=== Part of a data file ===
◆ ◆ ◆

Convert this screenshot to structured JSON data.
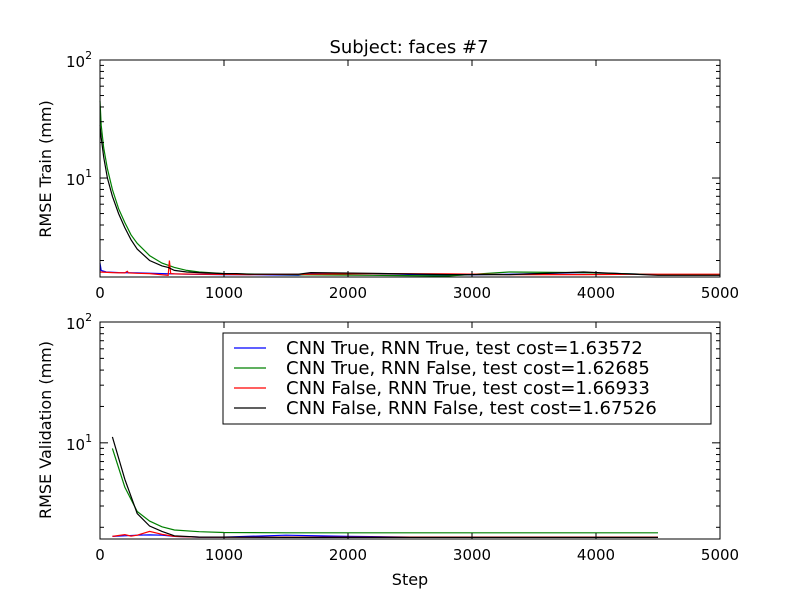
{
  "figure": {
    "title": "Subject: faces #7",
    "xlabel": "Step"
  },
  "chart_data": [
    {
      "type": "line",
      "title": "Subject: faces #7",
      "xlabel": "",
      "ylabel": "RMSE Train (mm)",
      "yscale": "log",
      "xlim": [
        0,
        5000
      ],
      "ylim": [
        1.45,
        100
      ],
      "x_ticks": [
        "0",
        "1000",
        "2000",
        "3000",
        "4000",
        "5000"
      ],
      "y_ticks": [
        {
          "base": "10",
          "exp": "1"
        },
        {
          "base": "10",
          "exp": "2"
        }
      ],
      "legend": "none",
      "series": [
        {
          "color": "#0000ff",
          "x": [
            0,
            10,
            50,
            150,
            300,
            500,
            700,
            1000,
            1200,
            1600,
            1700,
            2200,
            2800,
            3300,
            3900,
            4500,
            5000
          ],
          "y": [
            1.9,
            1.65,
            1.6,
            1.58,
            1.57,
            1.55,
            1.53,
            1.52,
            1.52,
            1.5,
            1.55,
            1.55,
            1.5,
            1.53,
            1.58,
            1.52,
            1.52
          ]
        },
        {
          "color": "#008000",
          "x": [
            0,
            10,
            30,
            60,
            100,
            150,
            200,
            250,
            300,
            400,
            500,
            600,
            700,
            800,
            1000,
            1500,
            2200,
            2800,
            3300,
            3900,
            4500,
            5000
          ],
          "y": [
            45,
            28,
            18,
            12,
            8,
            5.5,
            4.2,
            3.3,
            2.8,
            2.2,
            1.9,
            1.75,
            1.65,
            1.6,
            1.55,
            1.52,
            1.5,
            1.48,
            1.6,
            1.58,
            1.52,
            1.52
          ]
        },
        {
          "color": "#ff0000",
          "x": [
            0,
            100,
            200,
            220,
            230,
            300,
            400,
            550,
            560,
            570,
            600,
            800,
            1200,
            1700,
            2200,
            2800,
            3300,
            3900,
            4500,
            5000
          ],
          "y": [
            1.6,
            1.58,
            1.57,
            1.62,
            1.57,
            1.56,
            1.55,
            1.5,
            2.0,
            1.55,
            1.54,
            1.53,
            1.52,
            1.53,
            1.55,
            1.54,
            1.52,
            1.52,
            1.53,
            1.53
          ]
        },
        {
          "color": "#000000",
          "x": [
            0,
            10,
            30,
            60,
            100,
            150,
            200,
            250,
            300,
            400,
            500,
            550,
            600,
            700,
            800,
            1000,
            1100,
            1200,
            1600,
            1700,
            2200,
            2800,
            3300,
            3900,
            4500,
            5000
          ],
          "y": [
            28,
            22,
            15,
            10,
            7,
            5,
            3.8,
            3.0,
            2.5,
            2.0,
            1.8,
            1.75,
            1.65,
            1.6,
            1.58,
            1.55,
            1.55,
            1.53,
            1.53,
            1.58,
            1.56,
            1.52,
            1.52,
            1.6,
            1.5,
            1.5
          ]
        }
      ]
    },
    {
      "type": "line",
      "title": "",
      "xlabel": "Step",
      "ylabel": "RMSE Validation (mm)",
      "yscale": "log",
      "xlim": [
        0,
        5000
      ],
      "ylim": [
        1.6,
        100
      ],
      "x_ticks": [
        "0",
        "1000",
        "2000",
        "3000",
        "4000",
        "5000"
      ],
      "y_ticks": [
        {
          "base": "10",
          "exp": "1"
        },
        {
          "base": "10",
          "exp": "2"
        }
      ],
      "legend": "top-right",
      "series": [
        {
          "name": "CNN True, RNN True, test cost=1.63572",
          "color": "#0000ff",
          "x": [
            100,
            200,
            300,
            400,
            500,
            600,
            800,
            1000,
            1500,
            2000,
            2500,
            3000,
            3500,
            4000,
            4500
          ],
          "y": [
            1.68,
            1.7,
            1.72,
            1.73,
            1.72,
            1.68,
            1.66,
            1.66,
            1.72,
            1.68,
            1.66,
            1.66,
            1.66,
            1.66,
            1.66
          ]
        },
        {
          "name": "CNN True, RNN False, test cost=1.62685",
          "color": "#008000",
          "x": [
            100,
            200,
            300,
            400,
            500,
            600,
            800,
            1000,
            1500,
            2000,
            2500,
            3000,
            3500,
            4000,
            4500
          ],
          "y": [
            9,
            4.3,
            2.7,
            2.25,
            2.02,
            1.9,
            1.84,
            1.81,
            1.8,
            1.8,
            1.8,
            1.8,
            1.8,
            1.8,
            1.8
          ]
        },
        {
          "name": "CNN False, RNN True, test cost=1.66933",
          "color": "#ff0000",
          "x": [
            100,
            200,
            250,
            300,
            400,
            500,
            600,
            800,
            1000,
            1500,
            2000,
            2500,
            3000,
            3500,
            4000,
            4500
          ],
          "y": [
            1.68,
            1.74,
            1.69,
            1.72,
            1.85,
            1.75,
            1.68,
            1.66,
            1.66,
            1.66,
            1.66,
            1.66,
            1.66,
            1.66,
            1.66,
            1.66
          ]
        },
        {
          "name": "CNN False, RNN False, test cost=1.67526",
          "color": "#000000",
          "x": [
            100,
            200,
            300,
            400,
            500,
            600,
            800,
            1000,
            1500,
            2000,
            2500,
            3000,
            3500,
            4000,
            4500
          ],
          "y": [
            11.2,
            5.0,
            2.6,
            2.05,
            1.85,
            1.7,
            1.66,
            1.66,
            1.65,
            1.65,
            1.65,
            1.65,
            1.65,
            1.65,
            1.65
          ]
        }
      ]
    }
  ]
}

◆ ◆ ◆

=== Given exercise ===
Quote the data above in full and without alteration; skip the pictures.

=== Written reply ===
Convert this screenshot to structured JSON data.
{
  "figure": {
    "title": "Subject: faces #7",
    "xlabel": "Step"
  },
  "chart_data": [
    {
      "type": "line",
      "title": "Subject: faces #7",
      "xlabel": "",
      "ylabel": "RMSE Train (mm)",
      "yscale": "log",
      "xlim": [
        0,
        5000
      ],
      "ylim": [
        1.45,
        100
      ],
      "x_ticks": [
        "0",
        "1000",
        "2000",
        "3000",
        "4000",
        "5000"
      ],
      "y_ticks": [
        {
          "base": "10",
          "exp": "1"
        },
        {
          "base": "10",
          "exp": "2"
        }
      ],
      "legend": "none",
      "series": [
        {
          "color": "#0000ff",
          "x": [
            0,
            10,
            50,
            150,
            300,
            500,
            700,
            1000,
            1200,
            1600,
            1700,
            2200,
            2800,
            3300,
            3900,
            4500,
            5000
          ],
          "y": [
            1.9,
            1.65,
            1.6,
            1.58,
            1.57,
            1.55,
            1.53,
            1.52,
            1.52,
            1.5,
            1.55,
            1.55,
            1.5,
            1.53,
            1.58,
            1.52,
            1.52
          ]
        },
        {
          "color": "#008000",
          "x": [
            0,
            10,
            30,
            60,
            100,
            150,
            200,
            250,
            300,
            400,
            500,
            600,
            700,
            800,
            1000,
            1500,
            2200,
            2800,
            3300,
            3900,
            4500,
            5000
          ],
          "y": [
            45,
            28,
            18,
            12,
            8,
            5.5,
            4.2,
            3.3,
            2.8,
            2.2,
            1.9,
            1.75,
            1.65,
            1.6,
            1.55,
            1.52,
            1.5,
            1.48,
            1.6,
            1.58,
            1.52,
            1.52
          ]
        },
        {
          "color": "#ff0000",
          "x": [
            0,
            100,
            200,
            220,
            230,
            300,
            400,
            550,
            560,
            570,
            600,
            800,
            1200,
            1700,
            2200,
            2800,
            3300,
            3900,
            4500,
            5000
          ],
          "y": [
            1.6,
            1.58,
            1.57,
            1.62,
            1.57,
            1.56,
            1.55,
            1.5,
            2.0,
            1.55,
            1.54,
            1.53,
            1.52,
            1.53,
            1.55,
            1.54,
            1.52,
            1.52,
            1.53,
            1.53
          ]
        },
        {
          "color": "#000000",
          "x": [
            0,
            10,
            30,
            60,
            100,
            150,
            200,
            250,
            300,
            400,
            500,
            550,
            600,
            700,
            800,
            1000,
            1100,
            1200,
            1600,
            1700,
            2200,
            2800,
            3300,
            3900,
            4500,
            5000
          ],
          "y": [
            28,
            22,
            15,
            10,
            7,
            5,
            3.8,
            3.0,
            2.5,
            2.0,
            1.8,
            1.75,
            1.65,
            1.6,
            1.58,
            1.55,
            1.55,
            1.53,
            1.53,
            1.58,
            1.56,
            1.52,
            1.52,
            1.6,
            1.5,
            1.5
          ]
        }
      ]
    },
    {
      "type": "line",
      "title": "",
      "xlabel": "Step",
      "ylabel": "RMSE Validation (mm)",
      "yscale": "log",
      "xlim": [
        0,
        5000
      ],
      "ylim": [
        1.6,
        100
      ],
      "x_ticks": [
        "0",
        "1000",
        "2000",
        "3000",
        "4000",
        "5000"
      ],
      "y_ticks": [
        {
          "base": "10",
          "exp": "1"
        },
        {
          "base": "10",
          "exp": "2"
        }
      ],
      "legend": "top-right",
      "series": [
        {
          "name": "CNN True, RNN True, test cost=1.63572",
          "color": "#0000ff",
          "x": [
            100,
            200,
            300,
            400,
            500,
            600,
            800,
            1000,
            1500,
            2000,
            2500,
            3000,
            3500,
            4000,
            4500
          ],
          "y": [
            1.68,
            1.7,
            1.72,
            1.73,
            1.72,
            1.68,
            1.66,
            1.66,
            1.72,
            1.68,
            1.66,
            1.66,
            1.66,
            1.66,
            1.66
          ]
        },
        {
          "name": "CNN True, RNN False, test cost=1.62685",
          "color": "#008000",
          "x": [
            100,
            200,
            300,
            400,
            500,
            600,
            800,
            1000,
            1500,
            2000,
            2500,
            3000,
            3500,
            4000,
            4500
          ],
          "y": [
            9,
            4.3,
            2.7,
            2.25,
            2.02,
            1.9,
            1.84,
            1.81,
            1.8,
            1.8,
            1.8,
            1.8,
            1.8,
            1.8,
            1.8
          ]
        },
        {
          "name": "CNN False, RNN True, test cost=1.66933",
          "color": "#ff0000",
          "x": [
            100,
            200,
            250,
            300,
            400,
            500,
            600,
            800,
            1000,
            1500,
            2000,
            2500,
            3000,
            3500,
            4000,
            4500
          ],
          "y": [
            1.68,
            1.74,
            1.69,
            1.72,
            1.85,
            1.75,
            1.68,
            1.66,
            1.66,
            1.66,
            1.66,
            1.66,
            1.66,
            1.66,
            1.66,
            1.66
          ]
        },
        {
          "name": "CNN False, RNN False, test cost=1.67526",
          "color": "#000000",
          "x": [
            100,
            200,
            300,
            400,
            500,
            600,
            800,
            1000,
            1500,
            2000,
            2500,
            3000,
            3500,
            4000,
            4500
          ],
          "y": [
            11.2,
            5.0,
            2.6,
            2.05,
            1.85,
            1.7,
            1.66,
            1.66,
            1.65,
            1.65,
            1.65,
            1.65,
            1.65,
            1.65,
            1.65
          ]
        }
      ]
    }
  ]
}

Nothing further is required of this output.